==== DATA EXTRACT

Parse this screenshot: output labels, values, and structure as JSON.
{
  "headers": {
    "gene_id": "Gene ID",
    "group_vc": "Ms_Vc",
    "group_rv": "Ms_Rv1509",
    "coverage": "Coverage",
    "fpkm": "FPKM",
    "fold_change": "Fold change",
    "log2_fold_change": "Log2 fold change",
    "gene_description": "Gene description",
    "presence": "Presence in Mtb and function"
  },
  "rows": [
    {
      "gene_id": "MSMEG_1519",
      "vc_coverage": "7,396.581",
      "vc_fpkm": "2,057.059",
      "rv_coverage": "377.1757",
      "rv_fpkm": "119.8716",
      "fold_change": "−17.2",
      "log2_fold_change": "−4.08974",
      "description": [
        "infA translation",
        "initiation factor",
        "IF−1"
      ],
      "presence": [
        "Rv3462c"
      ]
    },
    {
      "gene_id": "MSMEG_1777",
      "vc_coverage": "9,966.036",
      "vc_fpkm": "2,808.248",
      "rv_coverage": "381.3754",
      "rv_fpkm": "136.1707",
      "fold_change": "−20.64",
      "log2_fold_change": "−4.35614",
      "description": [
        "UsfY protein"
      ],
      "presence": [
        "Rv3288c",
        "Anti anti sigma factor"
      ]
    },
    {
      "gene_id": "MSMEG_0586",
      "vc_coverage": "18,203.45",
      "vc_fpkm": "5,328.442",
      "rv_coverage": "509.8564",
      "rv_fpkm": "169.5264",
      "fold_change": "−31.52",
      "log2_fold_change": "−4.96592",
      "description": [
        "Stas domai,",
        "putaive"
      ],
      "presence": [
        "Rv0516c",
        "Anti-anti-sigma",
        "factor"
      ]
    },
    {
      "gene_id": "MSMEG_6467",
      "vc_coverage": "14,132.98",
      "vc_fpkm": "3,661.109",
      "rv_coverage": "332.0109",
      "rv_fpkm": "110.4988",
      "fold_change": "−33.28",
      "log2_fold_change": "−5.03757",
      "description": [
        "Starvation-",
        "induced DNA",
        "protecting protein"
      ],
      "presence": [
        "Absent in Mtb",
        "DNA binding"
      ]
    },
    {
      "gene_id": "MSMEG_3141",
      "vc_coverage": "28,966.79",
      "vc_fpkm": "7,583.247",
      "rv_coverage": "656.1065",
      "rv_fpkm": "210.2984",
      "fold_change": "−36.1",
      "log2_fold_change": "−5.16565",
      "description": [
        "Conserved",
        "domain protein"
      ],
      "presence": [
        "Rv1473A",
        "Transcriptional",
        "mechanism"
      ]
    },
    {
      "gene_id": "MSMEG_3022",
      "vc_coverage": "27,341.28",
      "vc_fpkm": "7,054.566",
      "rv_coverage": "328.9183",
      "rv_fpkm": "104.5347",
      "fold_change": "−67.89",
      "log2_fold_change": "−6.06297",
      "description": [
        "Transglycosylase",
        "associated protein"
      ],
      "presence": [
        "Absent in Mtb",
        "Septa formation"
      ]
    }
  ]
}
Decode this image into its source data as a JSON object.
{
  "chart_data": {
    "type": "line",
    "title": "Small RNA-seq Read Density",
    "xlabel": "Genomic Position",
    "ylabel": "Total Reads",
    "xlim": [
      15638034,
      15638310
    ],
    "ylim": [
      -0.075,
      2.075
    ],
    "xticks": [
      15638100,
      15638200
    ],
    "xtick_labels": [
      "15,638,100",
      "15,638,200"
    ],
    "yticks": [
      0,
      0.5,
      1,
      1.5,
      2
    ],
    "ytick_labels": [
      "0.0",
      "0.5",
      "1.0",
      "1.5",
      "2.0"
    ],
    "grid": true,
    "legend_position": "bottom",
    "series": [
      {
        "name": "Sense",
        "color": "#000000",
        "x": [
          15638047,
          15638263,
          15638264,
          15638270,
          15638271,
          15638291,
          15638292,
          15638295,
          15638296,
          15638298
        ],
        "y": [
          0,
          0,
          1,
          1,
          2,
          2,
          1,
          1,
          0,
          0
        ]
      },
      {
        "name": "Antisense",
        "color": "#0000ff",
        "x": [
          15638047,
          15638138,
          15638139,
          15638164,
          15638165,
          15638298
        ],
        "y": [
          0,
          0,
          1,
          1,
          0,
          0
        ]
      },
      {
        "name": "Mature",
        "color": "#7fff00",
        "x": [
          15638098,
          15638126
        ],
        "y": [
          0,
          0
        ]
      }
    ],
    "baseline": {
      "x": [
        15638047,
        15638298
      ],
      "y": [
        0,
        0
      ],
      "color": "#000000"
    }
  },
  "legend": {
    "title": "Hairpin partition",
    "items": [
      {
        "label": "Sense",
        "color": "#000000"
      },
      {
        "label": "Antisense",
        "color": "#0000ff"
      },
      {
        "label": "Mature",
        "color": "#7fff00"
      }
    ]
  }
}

========

All of the material must be reproduced exactly.

- [TASK OUTPUT]:
Parse this screenshot: output labels, values, and structure as JSON.
{
  "headers": {
    "gene_id": "Gene ID",
    "group_vc": "Ms_Vc",
    "group_rv": "Ms_Rv1509",
    "coverage": "Coverage",
    "fpkm": "FPKM",
    "fold_change": "Fold change",
    "log2_fold_change": "Log2 fold change",
    "gene_description": "Gene description",
    "presence": "Presence in Mtb and function"
  },
  "rows": [
    {
      "gene_id": "MSMEG_1519",
      "vc_coverage": "7,396.581",
      "vc_fpkm": "2,057.059",
      "rv_coverage": "377.1757",
      "rv_fpkm": "119.8716",
      "fold_change": "−17.2",
      "log2_fold_change": "−4.08974",
      "description": [
        "infA translation",
        "initiation factor",
        "IF−1"
      ],
      "presence": [
        "Rv3462c"
      ]
    },
    {
      "gene_id": "MSMEG_1777",
      "vc_coverage": "9,966.036",
      "vc_fpkm": "2,808.248",
      "rv_coverage": "381.3754",
      "rv_fpkm": "136.1707",
      "fold_change": "−20.64",
      "log2_fold_change": "−4.35614",
      "description": [
        "UsfY protein"
      ],
      "presence": [
        "Rv3288c",
        "Anti anti sigma factor"
      ]
    },
    {
      "gene_id": "MSMEG_0586",
      "vc_coverage": "18,203.45",
      "vc_fpkm": "5,328.442",
      "rv_coverage": "509.8564",
      "rv_fpkm": "169.5264",
      "fold_change": "−31.52",
      "log2_fold_change": "−4.96592",
      "description": [
        "Stas domai,",
        "putaive"
      ],
      "presence": [
        "Rv0516c",
        "Anti-anti-sigma",
        "factor"
      ]
    },
    {
      "gene_id": "MSMEG_6467",
      "vc_coverage": "14,132.98",
      "vc_fpkm": "3,661.109",
      "rv_coverage": "332.0109",
      "rv_fpkm": "110.4988",
      "fold_change": "−33.28",
      "log2_fold_change": "−5.03757",
      "description": [
        "Starvation-",
        "induced DNA",
        "protecting protein"
      ],
      "presence": [
        "Absent in Mtb",
        "DNA binding"
      ]
    },
    {
      "gene_id": "MSMEG_3141",
      "vc_coverage": "28,966.79",
      "vc_fpkm": "7,583.247",
      "rv_coverage": "656.1065",
      "rv_fpkm": "210.2984",
      "fold_change": "−36.1",
      "log2_fold_change": "−5.16565",
      "description": [
        "Conserved",
        "domain protein"
      ],
      "presence": [
        "Rv1473A",
        "Transcriptional",
        "mechanism"
      ]
    },
    {
      "gene_id": "MSMEG_3022",
      "vc_coverage": "27,341.28",
      "vc_fpkm": "7,054.566",
      "rv_coverage": "328.9183",
      "rv_fpkm": "104.5347",
      "fold_change": "−67.89",
      "log2_fold_change": "−6.06297",
      "description": [
        "Transglycosylase",
        "associated protein"
      ],
      "presence": [
        "Absent in Mtb",
        "Septa formation"
      ]
    }
  ]
}
Decode this image into its source data as a JSON object.
{
  "chart_data": {
    "type": "line",
    "title": "Small RNA-seq Read Density",
    "xlabel": "Genomic Position",
    "ylabel": "Total Reads",
    "xlim": [
      15638034,
      15638310
    ],
    "ylim": [
      -0.075,
      2.075
    ],
    "xticks": [
      15638100,
      15638200
    ],
    "xtick_labels": [
      "15,638,100",
      "15,638,200"
    ],
    "yticks": [
      0,
      0.5,
      1,
      1.5,
      2
    ],
    "ytick_labels": [
      "0.0",
      "0.5",
      "1.0",
      "1.5",
      "2.0"
    ],
    "grid": true,
    "legend_position": "bottom",
    "series": [
      {
        "name": "Sense",
        "color": "#000000",
        "x": [
          15638047,
          15638263,
          15638264,
          15638270,
          15638271,
          15638291,
          15638292,
          15638295,
          15638296,
          15638298
        ],
        "y": [
          0,
          0,
          1,
          1,
          2,
          2,
          1,
          1,
          0,
          0
        ]
      },
      {
        "name": "Antisense",
        "color": "#0000ff",
        "x": [
          15638047,
          15638138,
          15638139,
          15638164,
          15638165,
          15638298
        ],
        "y": [
          0,
          0,
          1,
          1,
          0,
          0
        ]
      },
      {
        "name": "Mature",
        "color": "#7fff00",
        "x": [
          15638098,
          15638126
        ],
        "y": [
          0,
          0
        ]
      }
    ],
    "baseline": {
      "x": [
        15638047,
        15638298
      ],
      "y": [
        0,
        0
      ],
      "color": "#000000"
    }
  },
  "legend": {
    "title": "Hairpin partition",
    "items": [
      {
        "label": "Sense",
        "color": "#000000"
      },
      {
        "label": "Antisense",
        "color": "#0000ff"
      },
      {
        "label": "Mature",
        "color": "#7fff00"
      }
    ]
  }
}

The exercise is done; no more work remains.